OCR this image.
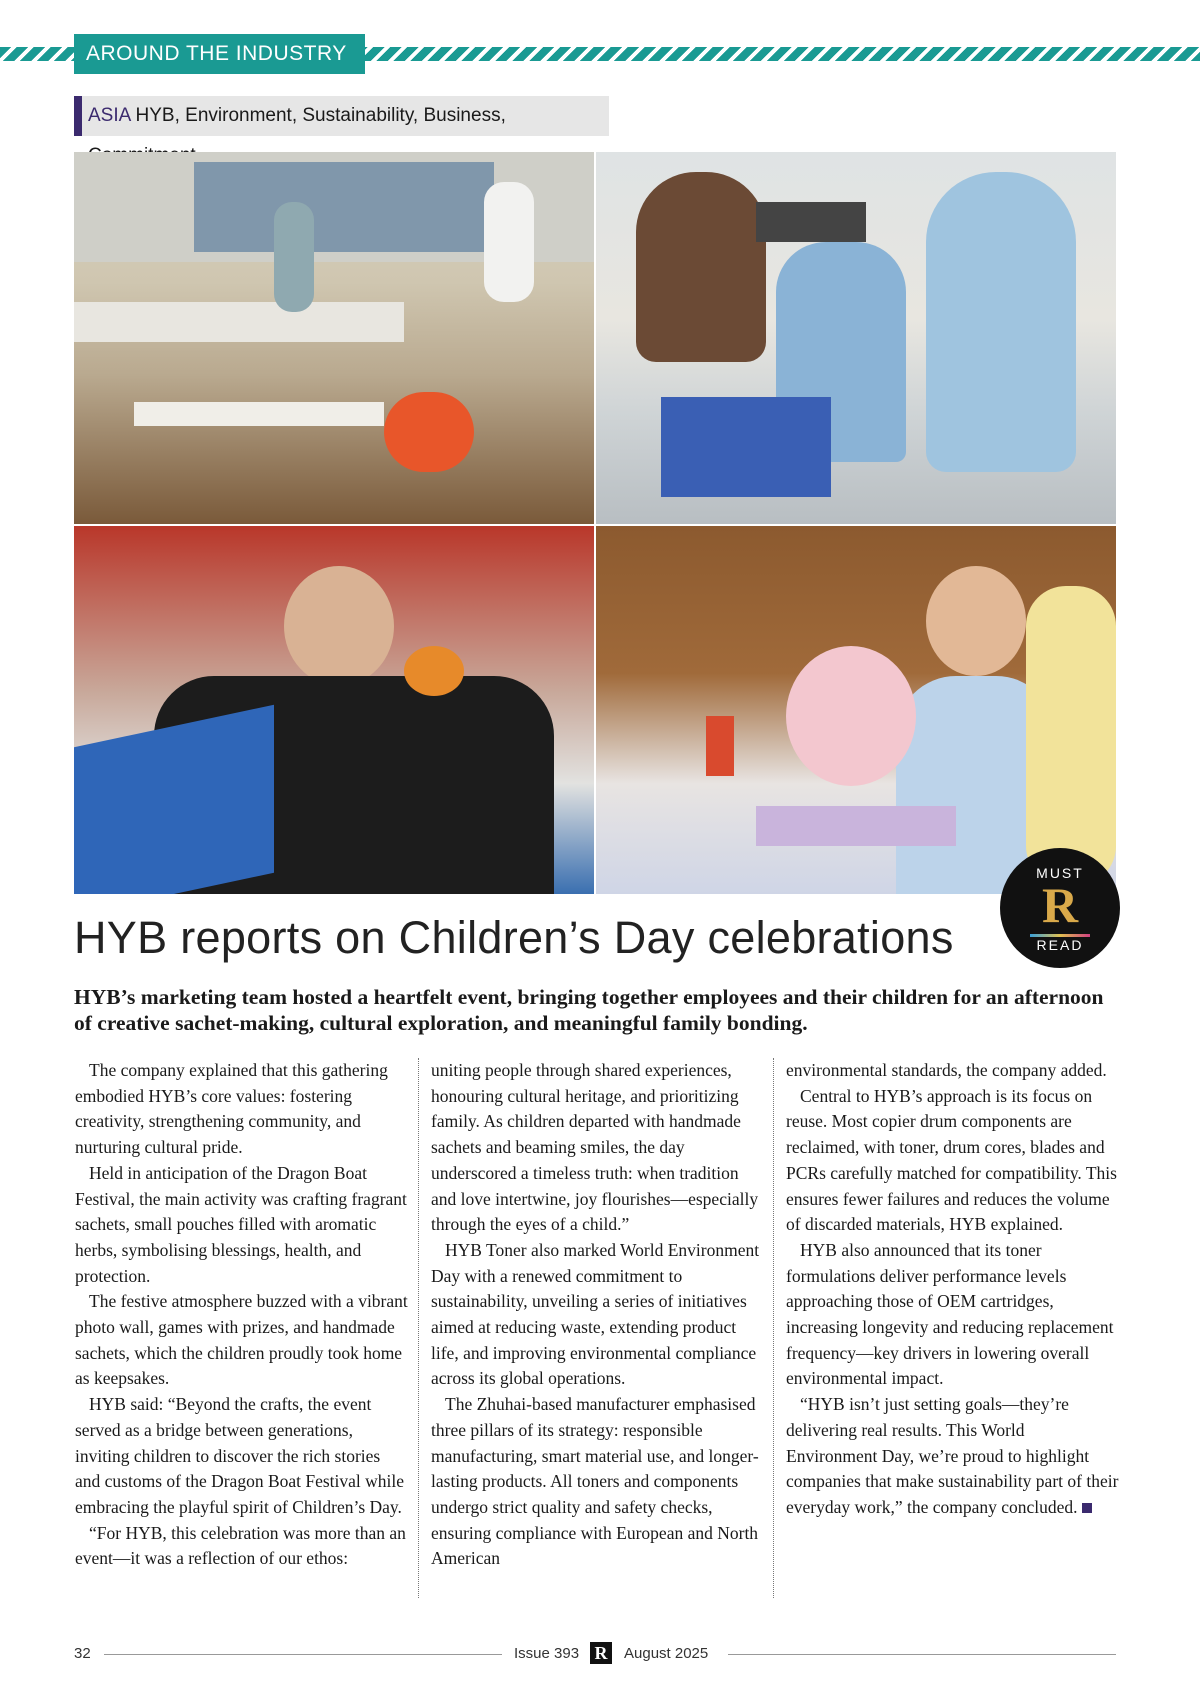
AROUND THE INDUSTRY
ASIA HYB, Environment, Sustainability, Business,
MUST
R
READ
HYB reports on Children’s Day celebrations

HYB’s marketing team hosted a heartfelt event, bringing together employees and their children for an afternoon of creative sachet-making, cultural exploration, and meaningful family bonding.

The company explained that this gathering embodied HYB’s core values: fostering creativity, strengthening community, and nurturing cultural pride.

Held in anticipation of the Dragon Boat Festival, the main activity was crafting fragrant sachets, small pouches filled with aromatic herbs, symbolising blessings, health, and protection.

The festive atmosphere buzzed with a vibrant photo wall, games with prizes, and handmade sachets, which the children proudly took home as keepsakes.

HYB said: “Beyond the crafts, the event served as a bridge between generations, inviting children to discover the rich stories and customs of the Dragon Boat Festival while embracing the playful spirit of Children’s Day.

“For HYB, this celebration was more than an event—it was a reflection of our ethos:

uniting people through shared experiences, honouring cultural heritage, and prioritizing family. As children departed with handmade sachets and beaming smiles, the day underscored a timeless truth: when tradition and love intertwine, joy flourishes—especially through the eyes of a child.”

HYB Toner also marked World Environment Day with a renewed commitment to sustainability, unveiling a series of initiatives aimed at reducing waste, extending product life, and improving environmental compliance across its global operations.

The Zhuhai-based manufacturer emphasised three pillars of its strategy: responsible manufacturing, smart material use, and longer-lasting products. All toners and components undergo strict quality and safety checks, ensuring compliance with European and North American

environmental standards, the company added.

Central to HYB’s approach is its focus on reuse. Most copier drum components are reclaimed, with toner, drum cores, blades and PCRs carefully matched for compatibility. This ensures fewer failures and reduces the volume of discarded materials, HYB explained.

HYB also announced that its toner formulations deliver performance levels approaching those of OEM cartridges, increasing longevity and reducing replacement frequency—key drivers in lowering overall environmental impact.

“HYB isn’t just setting goals—they’re delivering real results. This World Environment Day, we’re proud to highlight companies that make sustainability part of their everyday work,” the company concluded.

32	Issue 393 R	August 2025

====================

### [WORK INSTRUCTIONS]
Copy out all lines that carry the word "their".

### [OUTPUT BELOW]
HYB’s marketing team hosted a heartfelt event, bringing together employees and their children for an afternoon of creative sachet-making, cultural exploration, and meaningful family bonding.
“HYB isn’t just setting goals—they’re delivering real results. This World Environment Day, we’re proud to highlight companies that make sustainability part of their everyday work,” the company concluded.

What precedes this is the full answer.